Collected data entries
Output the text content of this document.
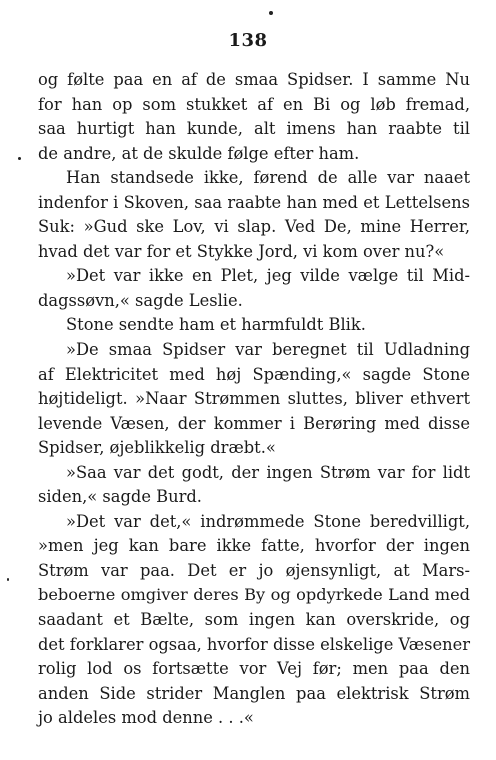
138
og følte paa en af de smaa Spidser. I samme Nu
for han op som stukket af en Bi og løb fremad,
saa hurtigt han kunde, alt imens han raabte til
de andre, at de skulde følge efter ham.
Han standsede ikke, førend de alle var naaet
indenfor i Skoven, saa raabte han med et Lettelsens
Suk: »Gud ske Lov, vi slap. Ved De, mine Herrer,
hvad det var for et Stykke Jord, vi kom over nu?«
»Det var ikke en Plet, jeg vilde vælge til Mid-
dagssøvn,« sagde Leslie.
Stone sendte ham et harmfuldt Blik.
»De smaa Spidser var beregnet til Udladning
af Elektricitet med høj Spænding,« sagde Stone
højtideligt. »Naar Strømmen sluttes, bliver ethvert
levende Væsen, der kommer i Berøring med disse
Spidser, øjeblikkelig dræbt.«
»Saa var det godt, der ingen Strøm var for lidt
siden,« sagde Burd.
»Det var det,« indrømmede Stone beredvilligt,
»men jeg kan bare ikke fatte, hvorfor der ingen
Strøm var paa. Det er jo øjensynligt, at Mars-
beboerne omgiver deres By og opdyrkede Land med
saadant et Bælte, som ingen kan overskride, og
det forklarer ogsaa, hvorfor disse elskelige Væsener
rolig lod os fortsætte vor Vej før; men paa den
anden Side strider Manglen paa elektrisk Strøm
jo aldeles mod denne . . .«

WORK TO COMPLETE
Reproduce every record above exactly, but leave out the pictures.

SOLUTION FOR THIS PROBLEM
Output the text content of this document.
138
og følte paa en af de smaa Spidser. I samme Nu
for han op som stukket af en Bi og løb fremad,
saa hurtigt han kunde, alt imens han raabte til
de andre, at de skulde følge efter ham.
Han standsede ikke, førend de alle var naaet
indenfor i Skoven, saa raabte han med et Lettelsens
Suk: »Gud ske Lov, vi slap. Ved De, mine Herrer,
hvad det var for et Stykke Jord, vi kom over nu?«
»Det var ikke en Plet, jeg vilde vælge til Mid-
dagssøvn,« sagde Leslie.
Stone sendte ham et harmfuldt Blik.
»De smaa Spidser var beregnet til Udladning
af Elektricitet med høj Spænding,« sagde Stone
højtideligt. »Naar Strømmen sluttes, bliver ethvert
levende Væsen, der kommer i Berøring med disse
Spidser, øjeblikkelig dræbt.«
»Saa var det godt, der ingen Strøm var for lidt
siden,« sagde Burd.
»Det var det,« indrømmede Stone beredvilligt,
»men jeg kan bare ikke fatte, hvorfor der ingen
Strøm var paa. Det er jo øjensynligt, at Mars-
beboerne omgiver deres By og opdyrkede Land med
saadant et Bælte, som ingen kan overskride, og
det forklarer ogsaa, hvorfor disse elskelige Væsener
rolig lod os fortsætte vor Vej før; men paa den
anden Side strider Manglen paa elektrisk Strøm
jo aldeles mod denne . . .«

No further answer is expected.